[Data items]

^^^^^^^^^^^^^^^^

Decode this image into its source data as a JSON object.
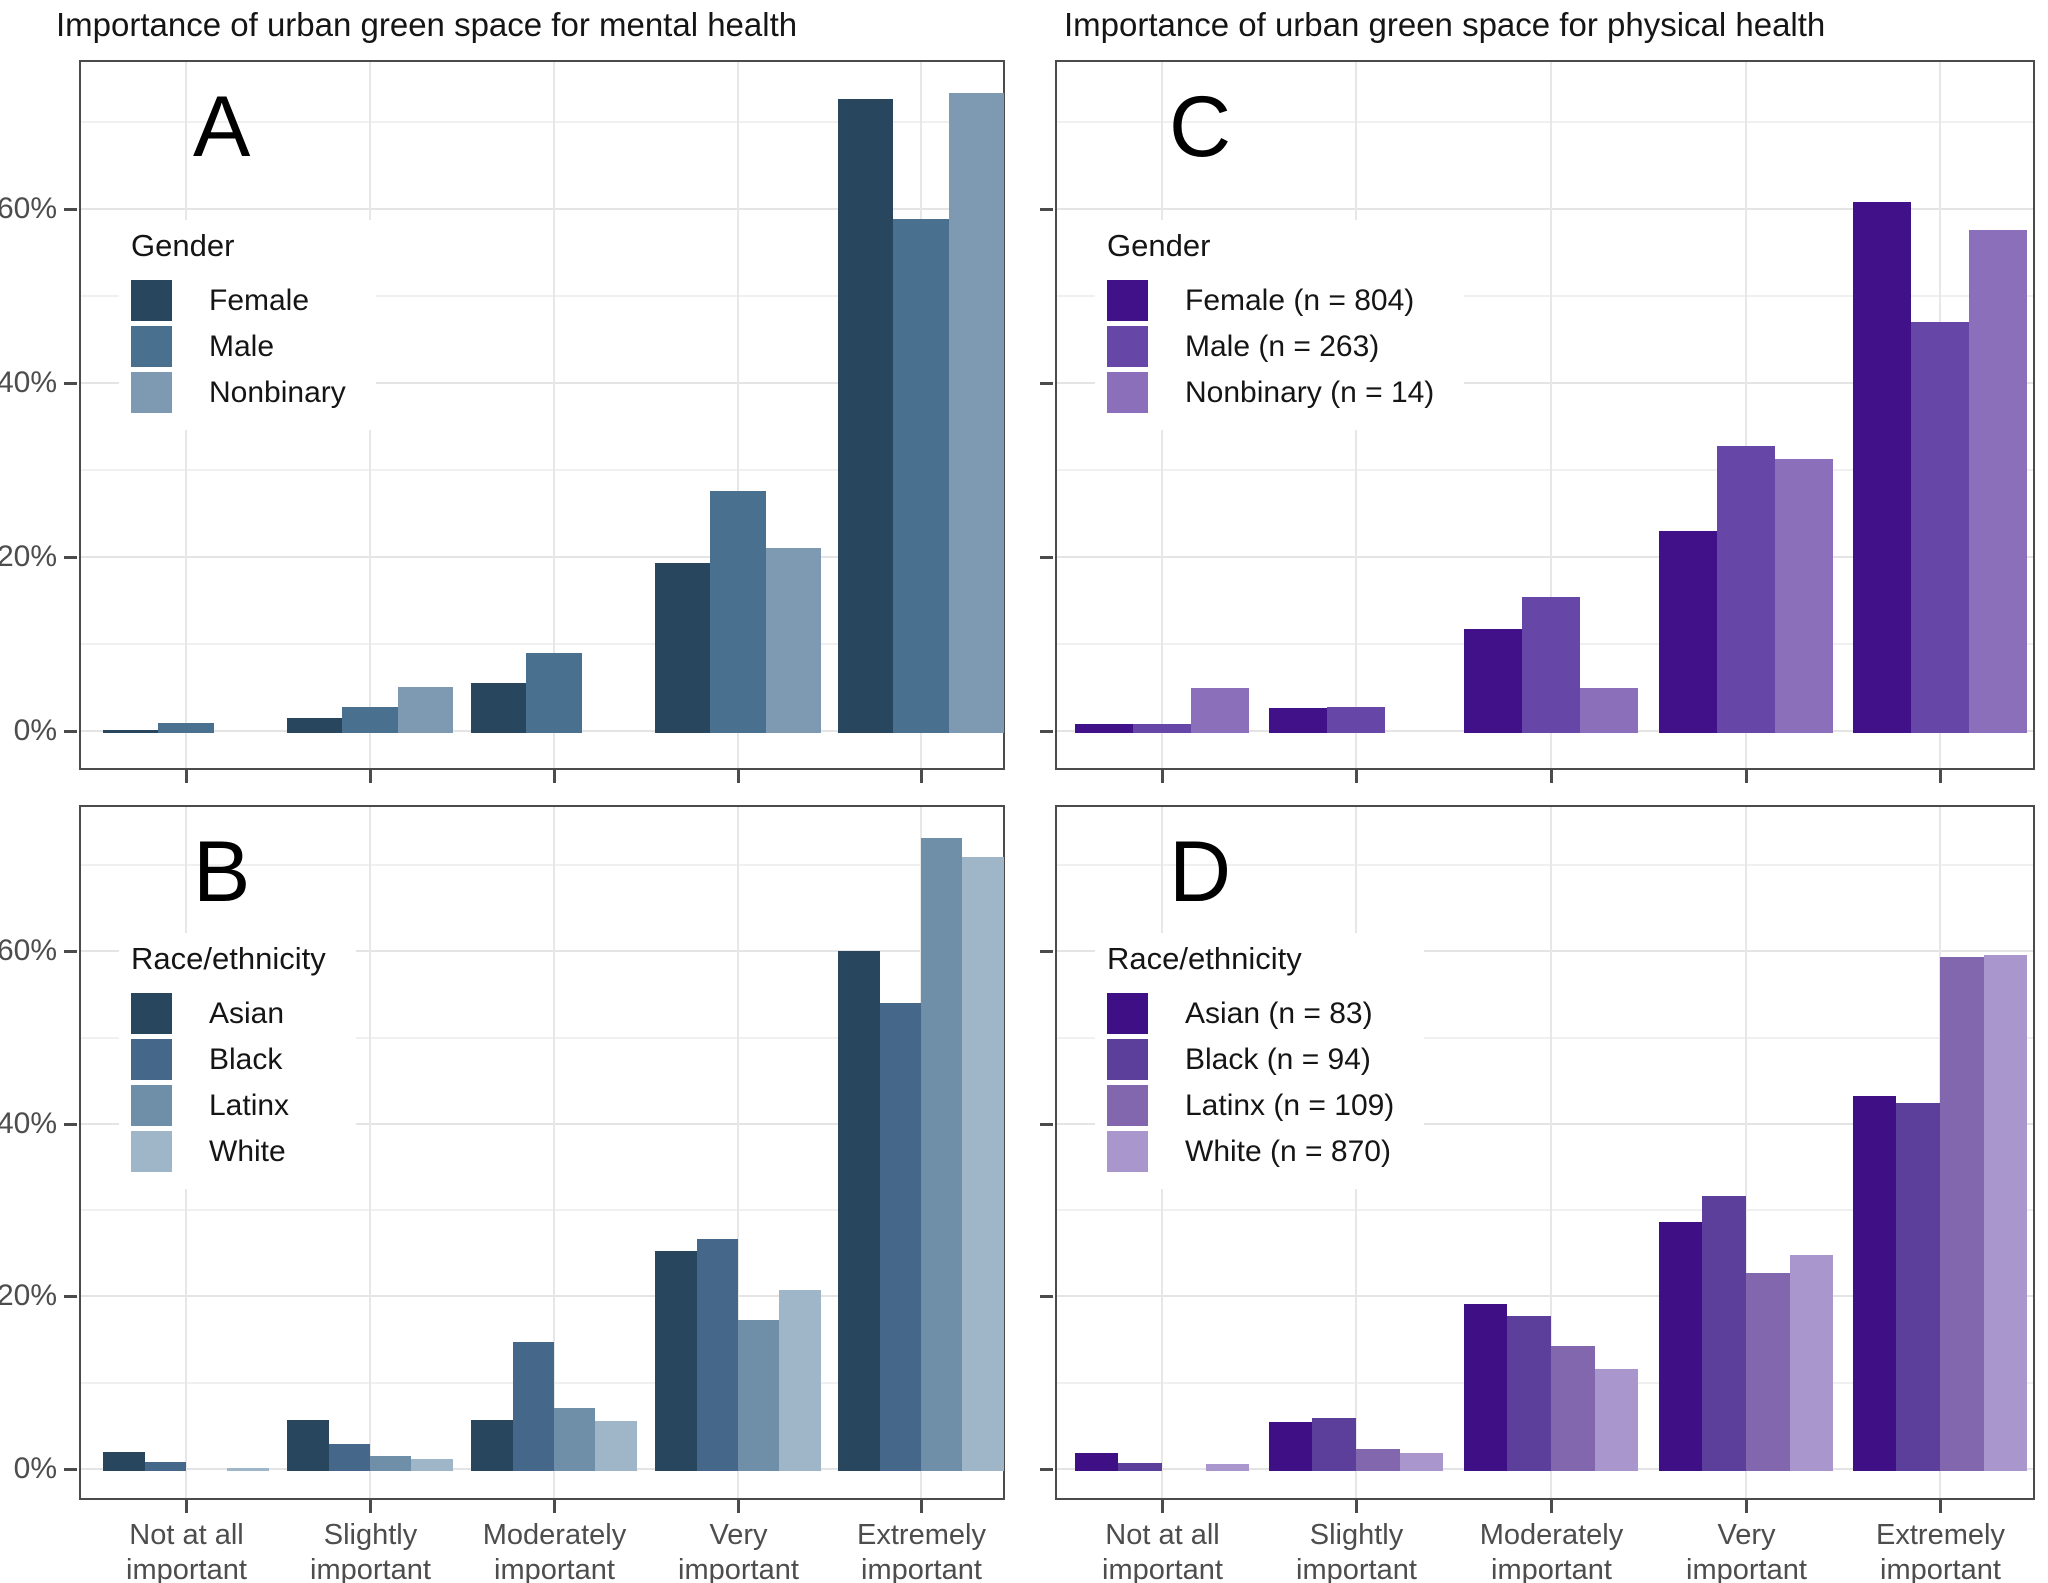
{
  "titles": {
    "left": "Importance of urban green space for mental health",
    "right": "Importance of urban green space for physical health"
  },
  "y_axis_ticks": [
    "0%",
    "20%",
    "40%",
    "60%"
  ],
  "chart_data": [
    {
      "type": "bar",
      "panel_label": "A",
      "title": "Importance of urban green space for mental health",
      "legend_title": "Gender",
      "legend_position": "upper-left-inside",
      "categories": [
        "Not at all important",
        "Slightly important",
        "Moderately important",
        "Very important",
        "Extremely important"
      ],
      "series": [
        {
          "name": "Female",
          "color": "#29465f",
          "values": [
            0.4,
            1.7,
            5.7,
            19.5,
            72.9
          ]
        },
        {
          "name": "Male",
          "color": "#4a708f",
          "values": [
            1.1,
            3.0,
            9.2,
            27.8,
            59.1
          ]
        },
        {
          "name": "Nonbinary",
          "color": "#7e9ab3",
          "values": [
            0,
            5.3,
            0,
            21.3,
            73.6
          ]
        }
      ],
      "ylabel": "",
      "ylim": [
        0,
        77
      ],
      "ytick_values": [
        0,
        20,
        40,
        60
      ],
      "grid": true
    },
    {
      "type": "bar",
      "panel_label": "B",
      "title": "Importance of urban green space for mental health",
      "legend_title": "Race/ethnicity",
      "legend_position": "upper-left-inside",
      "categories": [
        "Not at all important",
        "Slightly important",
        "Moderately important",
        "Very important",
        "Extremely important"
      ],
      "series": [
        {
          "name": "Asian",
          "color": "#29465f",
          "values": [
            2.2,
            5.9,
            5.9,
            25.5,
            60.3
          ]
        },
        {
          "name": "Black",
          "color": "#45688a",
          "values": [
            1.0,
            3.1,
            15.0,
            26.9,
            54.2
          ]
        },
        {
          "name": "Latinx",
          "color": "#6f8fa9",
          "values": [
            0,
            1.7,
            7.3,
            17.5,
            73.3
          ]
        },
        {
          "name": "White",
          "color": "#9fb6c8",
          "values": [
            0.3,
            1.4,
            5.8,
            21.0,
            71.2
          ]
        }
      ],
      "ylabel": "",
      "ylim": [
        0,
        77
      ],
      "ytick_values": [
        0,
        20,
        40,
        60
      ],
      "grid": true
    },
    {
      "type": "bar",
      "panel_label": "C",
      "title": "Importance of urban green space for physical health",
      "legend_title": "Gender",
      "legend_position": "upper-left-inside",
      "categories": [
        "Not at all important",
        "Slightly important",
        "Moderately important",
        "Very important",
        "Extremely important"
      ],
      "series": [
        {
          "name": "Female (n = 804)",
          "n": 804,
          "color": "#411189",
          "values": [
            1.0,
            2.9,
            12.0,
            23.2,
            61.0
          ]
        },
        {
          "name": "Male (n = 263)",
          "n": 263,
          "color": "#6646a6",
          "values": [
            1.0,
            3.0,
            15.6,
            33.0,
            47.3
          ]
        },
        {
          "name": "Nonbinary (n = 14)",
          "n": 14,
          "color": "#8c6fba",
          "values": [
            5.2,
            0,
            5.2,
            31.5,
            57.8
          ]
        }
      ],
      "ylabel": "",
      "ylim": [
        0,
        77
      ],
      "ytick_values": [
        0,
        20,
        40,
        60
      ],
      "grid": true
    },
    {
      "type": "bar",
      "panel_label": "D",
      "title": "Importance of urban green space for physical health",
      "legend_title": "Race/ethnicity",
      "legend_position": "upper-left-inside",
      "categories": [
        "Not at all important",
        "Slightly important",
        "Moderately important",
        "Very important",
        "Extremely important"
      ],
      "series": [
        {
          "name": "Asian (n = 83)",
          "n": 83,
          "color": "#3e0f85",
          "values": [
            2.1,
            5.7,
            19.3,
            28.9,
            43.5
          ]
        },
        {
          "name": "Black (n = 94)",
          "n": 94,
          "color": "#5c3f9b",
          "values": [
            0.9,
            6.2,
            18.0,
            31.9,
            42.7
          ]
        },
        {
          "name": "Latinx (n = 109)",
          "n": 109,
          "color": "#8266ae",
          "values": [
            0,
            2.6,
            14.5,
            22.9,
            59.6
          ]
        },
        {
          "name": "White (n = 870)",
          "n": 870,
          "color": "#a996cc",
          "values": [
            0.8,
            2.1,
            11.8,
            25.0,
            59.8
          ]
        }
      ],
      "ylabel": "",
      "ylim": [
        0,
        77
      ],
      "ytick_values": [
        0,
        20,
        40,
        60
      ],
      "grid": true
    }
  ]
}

^^^^^^^^^^^^^^^^

- **DIRECTION**: Quote the entries above word for word. Leave the images out.

- **FINAL RESULT**:
Decode this image into its source data as a JSON object.
{
  "titles": {
    "left": "Importance of urban green space for mental health",
    "right": "Importance of urban green space for physical health"
  },
  "y_axis_ticks": [
    "0%",
    "20%",
    "40%",
    "60%"
  ],
  "chart_data": [
    {
      "type": "bar",
      "panel_label": "A",
      "title": "Importance of urban green space for mental health",
      "legend_title": "Gender",
      "legend_position": "upper-left-inside",
      "categories": [
        "Not at all important",
        "Slightly important",
        "Moderately important",
        "Very important",
        "Extremely important"
      ],
      "series": [
        {
          "name": "Female",
          "color": "#29465f",
          "values": [
            0.4,
            1.7,
            5.7,
            19.5,
            72.9
          ]
        },
        {
          "name": "Male",
          "color": "#4a708f",
          "values": [
            1.1,
            3.0,
            9.2,
            27.8,
            59.1
          ]
        },
        {
          "name": "Nonbinary",
          "color": "#7e9ab3",
          "values": [
            0,
            5.3,
            0,
            21.3,
            73.6
          ]
        }
      ],
      "ylabel": "",
      "ylim": [
        0,
        77
      ],
      "ytick_values": [
        0,
        20,
        40,
        60
      ],
      "grid": true
    },
    {
      "type": "bar",
      "panel_label": "B",
      "title": "Importance of urban green space for mental health",
      "legend_title": "Race/ethnicity",
      "legend_position": "upper-left-inside",
      "categories": [
        "Not at all important",
        "Slightly important",
        "Moderately important",
        "Very important",
        "Extremely important"
      ],
      "series": [
        {
          "name": "Asian",
          "color": "#29465f",
          "values": [
            2.2,
            5.9,
            5.9,
            25.5,
            60.3
          ]
        },
        {
          "name": "Black",
          "color": "#45688a",
          "values": [
            1.0,
            3.1,
            15.0,
            26.9,
            54.2
          ]
        },
        {
          "name": "Latinx",
          "color": "#6f8fa9",
          "values": [
            0,
            1.7,
            7.3,
            17.5,
            73.3
          ]
        },
        {
          "name": "White",
          "color": "#9fb6c8",
          "values": [
            0.3,
            1.4,
            5.8,
            21.0,
            71.2
          ]
        }
      ],
      "ylabel": "",
      "ylim": [
        0,
        77
      ],
      "ytick_values": [
        0,
        20,
        40,
        60
      ],
      "grid": true
    },
    {
      "type": "bar",
      "panel_label": "C",
      "title": "Importance of urban green space for physical health",
      "legend_title": "Gender",
      "legend_position": "upper-left-inside",
      "categories": [
        "Not at all important",
        "Slightly important",
        "Moderately important",
        "Very important",
        "Extremely important"
      ],
      "series": [
        {
          "name": "Female (n = 804)",
          "n": 804,
          "color": "#411189",
          "values": [
            1.0,
            2.9,
            12.0,
            23.2,
            61.0
          ]
        },
        {
          "name": "Male (n = 263)",
          "n": 263,
          "color": "#6646a6",
          "values": [
            1.0,
            3.0,
            15.6,
            33.0,
            47.3
          ]
        },
        {
          "name": "Nonbinary (n = 14)",
          "n": 14,
          "color": "#8c6fba",
          "values": [
            5.2,
            0,
            5.2,
            31.5,
            57.8
          ]
        }
      ],
      "ylabel": "",
      "ylim": [
        0,
        77
      ],
      "ytick_values": [
        0,
        20,
        40,
        60
      ],
      "grid": true
    },
    {
      "type": "bar",
      "panel_label": "D",
      "title": "Importance of urban green space for physical health",
      "legend_title": "Race/ethnicity",
      "legend_position": "upper-left-inside",
      "categories": [
        "Not at all important",
        "Slightly important",
        "Moderately important",
        "Very important",
        "Extremely important"
      ],
      "series": [
        {
          "name": "Asian (n = 83)",
          "n": 83,
          "color": "#3e0f85",
          "values": [
            2.1,
            5.7,
            19.3,
            28.9,
            43.5
          ]
        },
        {
          "name": "Black (n = 94)",
          "n": 94,
          "color": "#5c3f9b",
          "values": [
            0.9,
            6.2,
            18.0,
            31.9,
            42.7
          ]
        },
        {
          "name": "Latinx (n = 109)",
          "n": 109,
          "color": "#8266ae",
          "values": [
            0,
            2.6,
            14.5,
            22.9,
            59.6
          ]
        },
        {
          "name": "White (n = 870)",
          "n": 870,
          "color": "#a996cc",
          "values": [
            0.8,
            2.1,
            11.8,
            25.0,
            59.8
          ]
        }
      ],
      "ylabel": "",
      "ylim": [
        0,
        77
      ],
      "ytick_values": [
        0,
        20,
        40,
        60
      ],
      "grid": true
    }
  ]
}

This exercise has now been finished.